═════ INFORMATION SUPPLIED
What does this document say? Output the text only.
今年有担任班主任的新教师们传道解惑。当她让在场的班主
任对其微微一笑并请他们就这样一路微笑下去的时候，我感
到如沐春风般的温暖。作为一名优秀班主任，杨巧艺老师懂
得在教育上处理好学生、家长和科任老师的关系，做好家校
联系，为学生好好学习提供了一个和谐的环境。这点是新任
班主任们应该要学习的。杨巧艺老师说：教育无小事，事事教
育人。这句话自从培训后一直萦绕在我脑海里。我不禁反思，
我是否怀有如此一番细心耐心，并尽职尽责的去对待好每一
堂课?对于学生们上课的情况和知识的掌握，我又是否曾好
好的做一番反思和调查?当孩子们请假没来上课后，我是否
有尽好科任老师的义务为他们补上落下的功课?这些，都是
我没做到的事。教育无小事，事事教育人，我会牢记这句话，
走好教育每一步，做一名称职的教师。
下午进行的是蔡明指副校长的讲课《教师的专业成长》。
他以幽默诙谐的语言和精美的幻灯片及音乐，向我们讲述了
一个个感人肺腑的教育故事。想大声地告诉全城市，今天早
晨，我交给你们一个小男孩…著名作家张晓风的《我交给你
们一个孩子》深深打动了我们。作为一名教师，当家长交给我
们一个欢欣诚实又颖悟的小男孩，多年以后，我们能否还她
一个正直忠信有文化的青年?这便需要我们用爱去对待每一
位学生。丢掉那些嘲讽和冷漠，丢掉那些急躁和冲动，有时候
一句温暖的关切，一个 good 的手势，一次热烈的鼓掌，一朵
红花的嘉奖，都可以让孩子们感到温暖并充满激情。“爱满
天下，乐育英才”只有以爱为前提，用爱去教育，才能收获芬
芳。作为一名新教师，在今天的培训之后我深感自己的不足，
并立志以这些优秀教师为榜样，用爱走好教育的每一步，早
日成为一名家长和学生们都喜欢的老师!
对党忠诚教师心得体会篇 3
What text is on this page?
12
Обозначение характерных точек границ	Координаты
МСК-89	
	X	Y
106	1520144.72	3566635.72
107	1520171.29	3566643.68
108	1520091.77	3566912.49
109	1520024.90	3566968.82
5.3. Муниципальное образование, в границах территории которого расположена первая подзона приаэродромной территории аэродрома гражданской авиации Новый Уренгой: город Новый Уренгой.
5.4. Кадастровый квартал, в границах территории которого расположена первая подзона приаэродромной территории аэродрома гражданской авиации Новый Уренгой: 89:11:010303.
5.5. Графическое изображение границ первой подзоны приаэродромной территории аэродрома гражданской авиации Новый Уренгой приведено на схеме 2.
══════════
» TASK STATEMENT
Locate each line with the word "гражданской" and copy it.

» RESULT FOR THIS TASK
5.3. Муниципальное образование, в границах территории которого расположена первая подзона приаэродромной территории аэродрома гражданской авиации Новый Уренгой: город Новый Уренгой.
5.4. Кадастровый квартал, в границах территории которого расположена первая подзона приаэродромной территории аэродрома гражданской авиации Новый Уренгой: 89:11:010303.
5.5. Графическое изображение границ первой подзоны приаэродромной территории аэродрома гражданской авиации Новый Уренгой приведено на схеме 2.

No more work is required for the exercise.